▶ _DATA FOR PROCESSING_:
--

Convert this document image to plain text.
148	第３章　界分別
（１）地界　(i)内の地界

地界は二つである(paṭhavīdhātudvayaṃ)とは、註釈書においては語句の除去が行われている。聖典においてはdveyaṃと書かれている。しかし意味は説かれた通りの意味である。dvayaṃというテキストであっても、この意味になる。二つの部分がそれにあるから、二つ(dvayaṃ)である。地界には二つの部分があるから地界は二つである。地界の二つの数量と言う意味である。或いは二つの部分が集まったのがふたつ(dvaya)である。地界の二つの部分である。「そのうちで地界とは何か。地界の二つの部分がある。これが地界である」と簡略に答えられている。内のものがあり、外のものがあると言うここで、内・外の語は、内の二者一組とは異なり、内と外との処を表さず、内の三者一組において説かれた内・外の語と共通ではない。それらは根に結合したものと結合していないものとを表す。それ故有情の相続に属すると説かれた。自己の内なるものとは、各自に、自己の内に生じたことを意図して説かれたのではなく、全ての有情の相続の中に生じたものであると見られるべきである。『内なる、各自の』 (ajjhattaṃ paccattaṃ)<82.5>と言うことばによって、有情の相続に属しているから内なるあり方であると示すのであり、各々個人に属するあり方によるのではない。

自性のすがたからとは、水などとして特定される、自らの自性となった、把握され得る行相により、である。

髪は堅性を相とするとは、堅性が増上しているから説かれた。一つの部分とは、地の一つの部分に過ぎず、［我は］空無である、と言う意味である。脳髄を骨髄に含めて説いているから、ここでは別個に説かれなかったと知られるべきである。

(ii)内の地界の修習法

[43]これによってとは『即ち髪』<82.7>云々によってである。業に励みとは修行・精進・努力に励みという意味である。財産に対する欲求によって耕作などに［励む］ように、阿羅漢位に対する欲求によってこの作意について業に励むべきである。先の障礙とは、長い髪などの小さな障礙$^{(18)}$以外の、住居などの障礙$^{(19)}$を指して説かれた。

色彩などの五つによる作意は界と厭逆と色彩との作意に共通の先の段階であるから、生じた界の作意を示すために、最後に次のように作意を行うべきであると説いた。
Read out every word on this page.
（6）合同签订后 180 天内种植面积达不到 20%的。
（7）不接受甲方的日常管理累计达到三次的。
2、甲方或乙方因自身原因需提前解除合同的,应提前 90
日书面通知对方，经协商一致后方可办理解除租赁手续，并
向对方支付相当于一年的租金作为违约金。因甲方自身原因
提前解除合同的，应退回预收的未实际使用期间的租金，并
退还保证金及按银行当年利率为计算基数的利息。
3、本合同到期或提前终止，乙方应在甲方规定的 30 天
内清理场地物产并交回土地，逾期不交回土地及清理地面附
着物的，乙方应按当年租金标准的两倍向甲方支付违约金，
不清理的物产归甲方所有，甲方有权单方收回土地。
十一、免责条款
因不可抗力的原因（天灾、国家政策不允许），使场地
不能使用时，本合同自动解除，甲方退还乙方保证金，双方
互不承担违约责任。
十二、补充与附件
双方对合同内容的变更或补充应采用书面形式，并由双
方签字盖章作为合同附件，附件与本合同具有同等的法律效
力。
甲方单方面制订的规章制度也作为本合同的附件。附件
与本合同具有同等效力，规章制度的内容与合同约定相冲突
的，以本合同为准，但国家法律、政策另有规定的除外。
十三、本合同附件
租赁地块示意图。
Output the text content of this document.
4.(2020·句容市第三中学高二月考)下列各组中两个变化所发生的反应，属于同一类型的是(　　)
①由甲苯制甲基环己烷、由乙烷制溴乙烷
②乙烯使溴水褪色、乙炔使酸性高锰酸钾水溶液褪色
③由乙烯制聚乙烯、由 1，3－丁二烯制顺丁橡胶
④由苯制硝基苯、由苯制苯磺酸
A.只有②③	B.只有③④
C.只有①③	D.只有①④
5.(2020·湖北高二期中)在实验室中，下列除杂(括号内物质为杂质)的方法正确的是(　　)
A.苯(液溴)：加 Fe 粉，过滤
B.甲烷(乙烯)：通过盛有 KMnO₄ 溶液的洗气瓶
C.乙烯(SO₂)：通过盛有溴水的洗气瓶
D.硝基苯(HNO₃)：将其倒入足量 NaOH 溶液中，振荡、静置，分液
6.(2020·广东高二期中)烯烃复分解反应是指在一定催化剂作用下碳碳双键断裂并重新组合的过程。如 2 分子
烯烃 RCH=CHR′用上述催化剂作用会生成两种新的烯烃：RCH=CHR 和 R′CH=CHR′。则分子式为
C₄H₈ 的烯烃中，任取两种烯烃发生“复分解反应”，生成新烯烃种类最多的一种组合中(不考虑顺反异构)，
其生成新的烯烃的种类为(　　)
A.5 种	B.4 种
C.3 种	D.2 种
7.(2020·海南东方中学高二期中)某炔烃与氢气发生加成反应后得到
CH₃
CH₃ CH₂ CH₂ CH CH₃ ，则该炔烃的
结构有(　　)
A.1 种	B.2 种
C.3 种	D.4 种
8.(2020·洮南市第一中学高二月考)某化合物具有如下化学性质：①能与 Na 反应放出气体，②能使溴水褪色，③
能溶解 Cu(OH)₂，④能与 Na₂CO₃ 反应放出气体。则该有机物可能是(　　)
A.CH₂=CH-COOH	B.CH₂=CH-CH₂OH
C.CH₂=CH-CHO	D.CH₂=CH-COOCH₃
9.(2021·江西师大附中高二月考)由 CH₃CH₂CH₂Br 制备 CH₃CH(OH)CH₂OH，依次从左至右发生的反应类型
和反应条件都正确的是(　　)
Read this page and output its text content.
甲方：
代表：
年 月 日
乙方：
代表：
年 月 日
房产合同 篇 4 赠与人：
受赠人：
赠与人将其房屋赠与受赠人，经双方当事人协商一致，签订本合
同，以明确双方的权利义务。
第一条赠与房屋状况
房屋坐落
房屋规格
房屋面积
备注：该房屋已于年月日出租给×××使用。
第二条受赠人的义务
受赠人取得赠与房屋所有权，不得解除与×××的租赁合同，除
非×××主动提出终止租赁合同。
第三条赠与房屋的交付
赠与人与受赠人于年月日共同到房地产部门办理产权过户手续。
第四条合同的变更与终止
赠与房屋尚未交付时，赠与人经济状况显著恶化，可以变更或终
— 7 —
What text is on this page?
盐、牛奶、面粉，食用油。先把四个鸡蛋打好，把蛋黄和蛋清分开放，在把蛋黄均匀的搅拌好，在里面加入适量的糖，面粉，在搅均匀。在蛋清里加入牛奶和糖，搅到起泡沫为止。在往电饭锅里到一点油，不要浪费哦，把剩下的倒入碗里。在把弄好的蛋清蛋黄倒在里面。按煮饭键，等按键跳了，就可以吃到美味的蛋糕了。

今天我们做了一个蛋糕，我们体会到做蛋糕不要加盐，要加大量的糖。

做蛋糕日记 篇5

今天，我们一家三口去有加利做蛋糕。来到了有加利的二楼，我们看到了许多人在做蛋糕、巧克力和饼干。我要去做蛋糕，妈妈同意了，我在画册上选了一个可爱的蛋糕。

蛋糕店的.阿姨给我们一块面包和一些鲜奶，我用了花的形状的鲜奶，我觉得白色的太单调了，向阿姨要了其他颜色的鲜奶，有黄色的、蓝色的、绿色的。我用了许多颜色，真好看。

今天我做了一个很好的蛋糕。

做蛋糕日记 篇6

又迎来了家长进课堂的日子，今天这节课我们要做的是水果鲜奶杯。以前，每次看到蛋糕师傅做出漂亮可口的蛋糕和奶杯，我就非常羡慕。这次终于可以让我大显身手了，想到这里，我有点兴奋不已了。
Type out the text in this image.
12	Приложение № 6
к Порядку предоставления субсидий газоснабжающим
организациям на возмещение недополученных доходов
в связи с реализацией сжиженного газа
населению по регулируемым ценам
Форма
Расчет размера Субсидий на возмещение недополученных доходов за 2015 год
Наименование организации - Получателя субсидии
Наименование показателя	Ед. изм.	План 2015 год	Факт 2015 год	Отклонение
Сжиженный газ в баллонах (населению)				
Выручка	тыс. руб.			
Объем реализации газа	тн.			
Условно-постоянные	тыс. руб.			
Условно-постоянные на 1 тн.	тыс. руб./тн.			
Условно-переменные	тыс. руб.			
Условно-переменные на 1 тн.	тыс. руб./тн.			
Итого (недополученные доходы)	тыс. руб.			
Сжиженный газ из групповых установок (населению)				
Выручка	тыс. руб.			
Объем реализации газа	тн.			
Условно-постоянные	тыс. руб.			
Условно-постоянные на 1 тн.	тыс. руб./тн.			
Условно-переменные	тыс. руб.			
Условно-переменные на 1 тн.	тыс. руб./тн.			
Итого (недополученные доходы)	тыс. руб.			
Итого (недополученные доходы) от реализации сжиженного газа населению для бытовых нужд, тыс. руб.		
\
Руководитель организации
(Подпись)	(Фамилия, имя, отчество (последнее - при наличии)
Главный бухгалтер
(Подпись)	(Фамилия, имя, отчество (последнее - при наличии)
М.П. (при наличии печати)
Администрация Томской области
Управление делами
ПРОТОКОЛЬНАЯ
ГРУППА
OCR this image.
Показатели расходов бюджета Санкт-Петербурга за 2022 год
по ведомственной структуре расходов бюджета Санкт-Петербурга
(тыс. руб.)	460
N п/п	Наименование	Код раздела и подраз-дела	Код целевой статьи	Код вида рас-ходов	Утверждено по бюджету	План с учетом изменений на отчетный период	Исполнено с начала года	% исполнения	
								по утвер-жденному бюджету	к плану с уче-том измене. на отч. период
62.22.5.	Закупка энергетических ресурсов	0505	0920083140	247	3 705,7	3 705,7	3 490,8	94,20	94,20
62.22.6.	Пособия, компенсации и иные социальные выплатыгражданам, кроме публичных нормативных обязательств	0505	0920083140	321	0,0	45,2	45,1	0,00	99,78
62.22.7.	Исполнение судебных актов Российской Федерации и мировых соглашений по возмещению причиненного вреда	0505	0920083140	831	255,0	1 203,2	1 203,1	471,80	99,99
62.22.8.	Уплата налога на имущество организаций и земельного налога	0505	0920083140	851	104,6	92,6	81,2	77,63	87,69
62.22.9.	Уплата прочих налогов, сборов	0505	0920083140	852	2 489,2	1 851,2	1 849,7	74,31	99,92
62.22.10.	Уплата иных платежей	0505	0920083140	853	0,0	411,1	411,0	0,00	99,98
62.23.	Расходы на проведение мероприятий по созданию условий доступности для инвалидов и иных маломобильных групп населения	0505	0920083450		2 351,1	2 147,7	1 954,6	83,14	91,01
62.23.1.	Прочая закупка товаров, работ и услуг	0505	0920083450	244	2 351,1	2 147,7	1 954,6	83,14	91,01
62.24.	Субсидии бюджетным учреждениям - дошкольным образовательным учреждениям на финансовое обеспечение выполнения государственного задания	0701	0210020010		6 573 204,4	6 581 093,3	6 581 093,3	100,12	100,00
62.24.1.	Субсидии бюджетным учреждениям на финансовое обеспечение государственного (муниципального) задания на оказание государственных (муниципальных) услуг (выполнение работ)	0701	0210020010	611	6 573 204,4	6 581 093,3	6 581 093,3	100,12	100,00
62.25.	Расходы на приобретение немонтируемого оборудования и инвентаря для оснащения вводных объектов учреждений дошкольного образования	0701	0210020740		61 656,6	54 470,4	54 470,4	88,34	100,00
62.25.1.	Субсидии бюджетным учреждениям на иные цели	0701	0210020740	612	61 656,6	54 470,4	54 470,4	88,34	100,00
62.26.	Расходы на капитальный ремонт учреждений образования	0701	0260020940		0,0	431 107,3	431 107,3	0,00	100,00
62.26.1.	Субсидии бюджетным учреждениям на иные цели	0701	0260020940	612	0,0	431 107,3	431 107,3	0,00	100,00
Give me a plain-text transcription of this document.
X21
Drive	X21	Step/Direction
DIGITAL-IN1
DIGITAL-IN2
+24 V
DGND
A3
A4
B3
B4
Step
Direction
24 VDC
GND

--

▶ _YOUR GOAL_:
State how many lines of the listing include "text", and nothing more.

▶ _PROBLEM SOLUTION_:
6